- **Source excerpt**:
···
# just starting out



## tom-c (Jun 6, 2011)

hey people im just wanting to start to bulk up a bit, i recently watched the film bronson and would like to get to a brawler build. I have just recieved charlie bronson's solitary fitness book and would like to build my body as naturally as possible. Im very clue less about how the brain, muscle and diet work though, ie i dont know what my diet should be like for this. I am currently around 15 stone and just over medium build naturally i have a stocky build but would like to tone this to the brawler style build if that makes sense?


----------



## LunaticSamurai (May 19, 2009)

Whatws your stats like.. You say 15 stone;

Age?

Height

Waist chest

Neck?

Eatin habbits, training habbits...


----------



## tom-c (Jun 6, 2011)

im 22

around 5ft 9

my jean size is either a 34 or 36 depending where from with a 32 leg length

my neck size is 16.5

my chest size is 43 and a 1/4

my current training was more just a general not to be a slob i would do a good hour or two on my fixed gear bike 3-4 times a week and would do a half hour 2-3 times a week on my rowing machine

as for eating habbits

breakfast-grapefruit and 2 slices of toast every morning

dinner-a sandwich(bread bun with generic filling ie ham,turkey, chicken whatever i have), with some crisps, apple and chocolate biscuit

tea-varies everytime but im a student so often pasta etc

and thats usually about it tbh

sorry i wasnt more clear im an absolute novice in terms of trainin ive never done it seriously before but am really commited to changing this i realise my exercises probably want training etc and i already plan to follow the bronson routine with isometric workouts n just wanted to know from people with experience. thanks, Tom


----------



## retro-mental (Dec 2, 2010)

whos charles bronson !!!!!


----------



## retro-mental (Dec 2, 2010)

seriously tho, start by growing a big tash and shaving your head


----------



## T_Woody (Jul 16, 2008)

tom said:


> im 22
> 
> around 5ft 9
> 
> ...


Change the breakfast to

1 Slice wholemeal

2 Eggs (Scram/ommlette)

Half a grapefruit

Better start to the day, but are you loosing weight or bulking?


----------



## tom-c (Jun 6, 2011)

i want to gain a bit maybe to a good 16 but more to bulk the size i am and make it solid, if that makes sense... sorry im no good with the terminolgy at the moment its still new to me. should i change any other meals or snacks etc? and yeah just gotta steal yours retro-mental ahaha


----------



## kingdale (Nov 2, 2010)

could change sandwich and crisps to tuna or chicken pasta with some nuts. white bread isnt the best neither is crisps and chocolate but im sure you know this


----------



## tom-c (Jun 6, 2011)
···
- **What you will do**:
**A)** Write out the forum thread on bulking up word for word, from "hey people im" to "that makes sense?".
**B)** Extend the forum thread on bulking up, picking up right after its final line.
···
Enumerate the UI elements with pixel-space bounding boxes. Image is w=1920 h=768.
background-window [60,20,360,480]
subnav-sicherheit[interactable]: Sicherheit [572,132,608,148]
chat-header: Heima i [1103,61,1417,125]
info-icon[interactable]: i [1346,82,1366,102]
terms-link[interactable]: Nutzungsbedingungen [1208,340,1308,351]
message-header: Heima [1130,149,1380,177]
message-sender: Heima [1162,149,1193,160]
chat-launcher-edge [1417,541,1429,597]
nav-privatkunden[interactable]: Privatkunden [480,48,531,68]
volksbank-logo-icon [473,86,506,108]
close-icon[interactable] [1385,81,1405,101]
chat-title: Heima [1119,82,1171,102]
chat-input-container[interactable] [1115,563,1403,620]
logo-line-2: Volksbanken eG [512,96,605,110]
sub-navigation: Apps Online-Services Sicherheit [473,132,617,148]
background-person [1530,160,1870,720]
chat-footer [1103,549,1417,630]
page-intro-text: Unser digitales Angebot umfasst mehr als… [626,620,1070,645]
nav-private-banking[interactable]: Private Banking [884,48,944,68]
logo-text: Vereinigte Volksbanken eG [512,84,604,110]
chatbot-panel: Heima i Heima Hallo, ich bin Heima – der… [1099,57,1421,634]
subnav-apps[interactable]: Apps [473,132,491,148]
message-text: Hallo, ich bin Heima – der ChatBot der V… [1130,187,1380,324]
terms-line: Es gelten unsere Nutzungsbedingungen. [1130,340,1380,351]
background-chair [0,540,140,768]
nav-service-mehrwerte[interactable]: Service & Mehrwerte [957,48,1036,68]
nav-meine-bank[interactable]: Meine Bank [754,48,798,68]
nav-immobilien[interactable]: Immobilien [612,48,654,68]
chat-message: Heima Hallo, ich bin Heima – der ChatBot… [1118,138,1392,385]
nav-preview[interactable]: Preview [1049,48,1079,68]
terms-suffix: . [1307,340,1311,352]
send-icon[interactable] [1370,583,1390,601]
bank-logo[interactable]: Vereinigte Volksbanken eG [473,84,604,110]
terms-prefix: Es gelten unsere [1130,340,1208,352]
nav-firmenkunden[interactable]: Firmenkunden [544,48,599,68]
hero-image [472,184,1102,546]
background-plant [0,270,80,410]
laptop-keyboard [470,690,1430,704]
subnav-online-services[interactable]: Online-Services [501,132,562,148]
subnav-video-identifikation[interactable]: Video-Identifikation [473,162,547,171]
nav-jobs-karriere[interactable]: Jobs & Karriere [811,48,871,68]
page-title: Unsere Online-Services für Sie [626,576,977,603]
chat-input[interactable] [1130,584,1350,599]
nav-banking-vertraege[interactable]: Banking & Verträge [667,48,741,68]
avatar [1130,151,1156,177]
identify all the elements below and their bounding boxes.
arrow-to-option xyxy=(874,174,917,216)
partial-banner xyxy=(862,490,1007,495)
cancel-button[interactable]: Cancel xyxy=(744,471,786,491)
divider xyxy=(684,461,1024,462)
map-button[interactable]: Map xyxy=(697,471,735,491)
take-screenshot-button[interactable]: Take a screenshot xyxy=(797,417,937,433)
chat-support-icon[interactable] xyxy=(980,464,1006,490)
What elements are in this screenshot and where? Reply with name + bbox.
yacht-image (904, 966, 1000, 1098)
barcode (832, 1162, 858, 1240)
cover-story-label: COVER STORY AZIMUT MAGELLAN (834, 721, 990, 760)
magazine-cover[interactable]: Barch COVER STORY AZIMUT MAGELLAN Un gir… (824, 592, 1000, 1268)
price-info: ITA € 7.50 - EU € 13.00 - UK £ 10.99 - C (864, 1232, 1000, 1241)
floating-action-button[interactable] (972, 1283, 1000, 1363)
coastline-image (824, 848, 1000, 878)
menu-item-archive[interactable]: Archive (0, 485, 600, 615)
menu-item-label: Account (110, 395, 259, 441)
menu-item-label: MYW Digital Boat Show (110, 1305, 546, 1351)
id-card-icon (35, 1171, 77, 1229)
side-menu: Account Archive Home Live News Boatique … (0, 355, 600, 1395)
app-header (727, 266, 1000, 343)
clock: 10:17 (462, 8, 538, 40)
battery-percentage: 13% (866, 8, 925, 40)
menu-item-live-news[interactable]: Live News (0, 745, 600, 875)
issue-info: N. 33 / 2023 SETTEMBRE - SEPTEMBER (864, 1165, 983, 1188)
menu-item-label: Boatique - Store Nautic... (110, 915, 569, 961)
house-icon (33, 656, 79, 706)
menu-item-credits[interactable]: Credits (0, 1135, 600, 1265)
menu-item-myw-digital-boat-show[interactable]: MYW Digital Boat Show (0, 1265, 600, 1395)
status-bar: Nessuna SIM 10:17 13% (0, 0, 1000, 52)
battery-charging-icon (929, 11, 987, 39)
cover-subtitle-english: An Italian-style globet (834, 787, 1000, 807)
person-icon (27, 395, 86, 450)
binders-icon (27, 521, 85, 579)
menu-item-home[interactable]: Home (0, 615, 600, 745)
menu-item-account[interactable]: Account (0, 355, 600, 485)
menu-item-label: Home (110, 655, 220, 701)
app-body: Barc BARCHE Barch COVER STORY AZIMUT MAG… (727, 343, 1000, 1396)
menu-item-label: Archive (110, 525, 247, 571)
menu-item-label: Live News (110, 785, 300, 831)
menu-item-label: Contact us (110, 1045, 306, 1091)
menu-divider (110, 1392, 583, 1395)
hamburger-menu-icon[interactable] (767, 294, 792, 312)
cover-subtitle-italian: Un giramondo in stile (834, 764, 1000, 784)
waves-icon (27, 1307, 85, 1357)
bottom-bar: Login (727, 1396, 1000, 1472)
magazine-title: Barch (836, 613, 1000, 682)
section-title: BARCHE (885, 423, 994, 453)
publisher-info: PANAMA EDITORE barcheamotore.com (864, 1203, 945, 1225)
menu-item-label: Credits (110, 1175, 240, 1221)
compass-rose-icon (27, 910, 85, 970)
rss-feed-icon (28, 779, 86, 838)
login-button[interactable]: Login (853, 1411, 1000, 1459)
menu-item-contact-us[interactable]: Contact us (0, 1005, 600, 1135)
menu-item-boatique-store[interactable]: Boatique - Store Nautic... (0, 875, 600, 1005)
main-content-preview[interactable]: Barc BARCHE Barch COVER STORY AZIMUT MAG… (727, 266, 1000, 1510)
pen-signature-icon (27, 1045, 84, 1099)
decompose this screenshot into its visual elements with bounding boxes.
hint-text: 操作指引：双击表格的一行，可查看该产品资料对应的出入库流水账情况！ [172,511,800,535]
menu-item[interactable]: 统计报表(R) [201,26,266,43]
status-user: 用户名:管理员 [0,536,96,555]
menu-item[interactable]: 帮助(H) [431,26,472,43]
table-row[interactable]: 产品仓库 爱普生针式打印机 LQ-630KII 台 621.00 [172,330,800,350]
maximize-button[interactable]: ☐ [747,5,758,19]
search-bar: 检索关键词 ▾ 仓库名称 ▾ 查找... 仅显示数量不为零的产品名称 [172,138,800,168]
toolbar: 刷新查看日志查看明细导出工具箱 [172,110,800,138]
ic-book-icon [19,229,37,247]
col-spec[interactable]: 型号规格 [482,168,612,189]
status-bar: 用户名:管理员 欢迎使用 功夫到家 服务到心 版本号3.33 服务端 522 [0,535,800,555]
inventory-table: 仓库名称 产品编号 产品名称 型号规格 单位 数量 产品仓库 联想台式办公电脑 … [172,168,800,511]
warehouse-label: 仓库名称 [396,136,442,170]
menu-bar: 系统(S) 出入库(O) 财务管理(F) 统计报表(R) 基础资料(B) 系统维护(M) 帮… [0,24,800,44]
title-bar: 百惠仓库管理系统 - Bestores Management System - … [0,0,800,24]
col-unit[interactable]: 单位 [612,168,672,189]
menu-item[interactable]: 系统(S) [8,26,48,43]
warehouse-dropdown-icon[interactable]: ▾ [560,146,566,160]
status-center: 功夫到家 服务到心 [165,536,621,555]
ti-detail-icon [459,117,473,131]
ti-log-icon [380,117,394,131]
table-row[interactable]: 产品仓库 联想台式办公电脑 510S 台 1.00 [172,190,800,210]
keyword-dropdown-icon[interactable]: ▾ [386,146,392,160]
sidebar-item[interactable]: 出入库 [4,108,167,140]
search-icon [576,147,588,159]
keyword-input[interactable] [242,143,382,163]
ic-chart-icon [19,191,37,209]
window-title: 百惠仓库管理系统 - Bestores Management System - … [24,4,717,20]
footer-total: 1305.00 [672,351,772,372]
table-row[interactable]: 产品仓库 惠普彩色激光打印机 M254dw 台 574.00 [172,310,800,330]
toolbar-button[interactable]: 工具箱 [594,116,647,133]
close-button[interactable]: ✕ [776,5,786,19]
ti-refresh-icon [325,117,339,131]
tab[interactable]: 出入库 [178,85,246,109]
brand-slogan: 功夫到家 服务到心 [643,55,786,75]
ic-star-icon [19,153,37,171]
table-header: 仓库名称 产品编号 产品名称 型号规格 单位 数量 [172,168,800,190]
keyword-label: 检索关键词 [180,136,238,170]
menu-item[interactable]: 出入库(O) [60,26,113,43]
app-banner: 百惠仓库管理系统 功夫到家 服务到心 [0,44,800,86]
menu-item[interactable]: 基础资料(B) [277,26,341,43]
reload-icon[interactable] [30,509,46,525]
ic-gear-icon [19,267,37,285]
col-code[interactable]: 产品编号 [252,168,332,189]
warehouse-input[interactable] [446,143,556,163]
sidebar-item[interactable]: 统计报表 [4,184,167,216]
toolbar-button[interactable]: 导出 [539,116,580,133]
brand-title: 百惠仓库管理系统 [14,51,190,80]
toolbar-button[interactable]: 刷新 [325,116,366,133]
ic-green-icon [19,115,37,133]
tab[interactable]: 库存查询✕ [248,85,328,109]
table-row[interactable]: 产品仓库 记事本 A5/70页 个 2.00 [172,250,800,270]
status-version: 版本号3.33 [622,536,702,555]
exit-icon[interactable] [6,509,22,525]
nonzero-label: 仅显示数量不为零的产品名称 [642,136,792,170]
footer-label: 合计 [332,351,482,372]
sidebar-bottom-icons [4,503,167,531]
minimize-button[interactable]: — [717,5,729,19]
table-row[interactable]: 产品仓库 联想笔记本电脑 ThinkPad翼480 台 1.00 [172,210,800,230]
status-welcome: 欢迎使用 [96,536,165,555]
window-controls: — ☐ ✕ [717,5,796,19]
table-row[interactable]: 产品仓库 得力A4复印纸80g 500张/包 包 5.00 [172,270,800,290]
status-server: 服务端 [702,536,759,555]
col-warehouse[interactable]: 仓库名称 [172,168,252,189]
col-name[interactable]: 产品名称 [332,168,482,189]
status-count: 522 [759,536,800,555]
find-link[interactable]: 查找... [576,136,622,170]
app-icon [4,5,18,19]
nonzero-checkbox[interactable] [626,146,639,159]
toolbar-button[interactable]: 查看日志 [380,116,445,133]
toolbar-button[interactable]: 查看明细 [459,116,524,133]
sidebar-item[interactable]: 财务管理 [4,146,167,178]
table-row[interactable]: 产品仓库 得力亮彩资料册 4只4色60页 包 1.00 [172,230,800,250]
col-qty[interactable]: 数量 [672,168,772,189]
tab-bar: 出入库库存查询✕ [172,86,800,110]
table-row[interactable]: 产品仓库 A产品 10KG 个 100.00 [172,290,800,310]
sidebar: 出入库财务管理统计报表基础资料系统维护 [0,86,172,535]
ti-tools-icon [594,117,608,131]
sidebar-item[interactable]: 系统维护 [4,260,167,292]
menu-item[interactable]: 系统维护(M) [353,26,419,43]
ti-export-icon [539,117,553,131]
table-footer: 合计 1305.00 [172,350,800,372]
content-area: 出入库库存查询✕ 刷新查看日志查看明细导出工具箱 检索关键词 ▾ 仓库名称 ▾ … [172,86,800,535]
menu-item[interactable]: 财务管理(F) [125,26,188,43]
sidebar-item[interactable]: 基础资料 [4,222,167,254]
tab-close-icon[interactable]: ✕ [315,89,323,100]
···
- **Responses per task**:
**A)**
hey people im just wanting to start to bulk up a bit, i recently watched the film bronson and would like to get to a brawler build. I have just recieved charlie bronson's solitary fitness book and would like to build my body as naturally as possible. Im very clue less about how the brain, muscle and diet work though, ie i dont know what my diet should be like for this. I am currently around 15 stone and just over medium build naturally i have a stocky build but would like to tone this to the brawler style build if that makes sense?

**B)**
i had an idea it was bad but that sounds fine and affordable for me lol what you recomend for tea? should i cut out snacks? or eat specific times etc?


----------



## Andrew Jacks (Sep 29, 2010)

I would go into this slowly starting with the cores squats, press and deads anything else on top treat as bonus, keep your diet simple whilst trying to lower Carbs and sugars - read the stickies and experiment to find what works for you, I would place a greater effort into working on diet to start with than routine as your body is going to take a while to get fit enough to push, pushing it early will only break it, nice an easy mate


----------



## tom-c (Jun 6, 2011)

cool cheers andrew that sounds like the sensible solution i require


----------



## GoHardOrGoHome (Jun 9, 2011)

few weeks old now but:

getting the body of a brawler is a lot easier than a body builder, because you wont care about carrying fat. Its reeeeeeeallly hard to be big and have a 6pac.

Tom Hardy said he barely worked out for the film, just ate alot.. and its almost true for you.

Wake up and eat as much protien and brown rice/brown pasta as you can.

Eat every few hours of meat and slow burning carbs and lift heavy compound lifts. as you sound like your carrying quite a bit of fat now (no offence) you will actually lose some fat and gain muscle (this only really happens when your high bodyfat and not used to working out)

you wont get ripped but you should pack on muscle.

I did this when I was 17 to play adult rugby, I put on 2.5 stone in 3 months and dropped my bodyfat (from around 19$ to 17% - not accurate as it was from those electro scales)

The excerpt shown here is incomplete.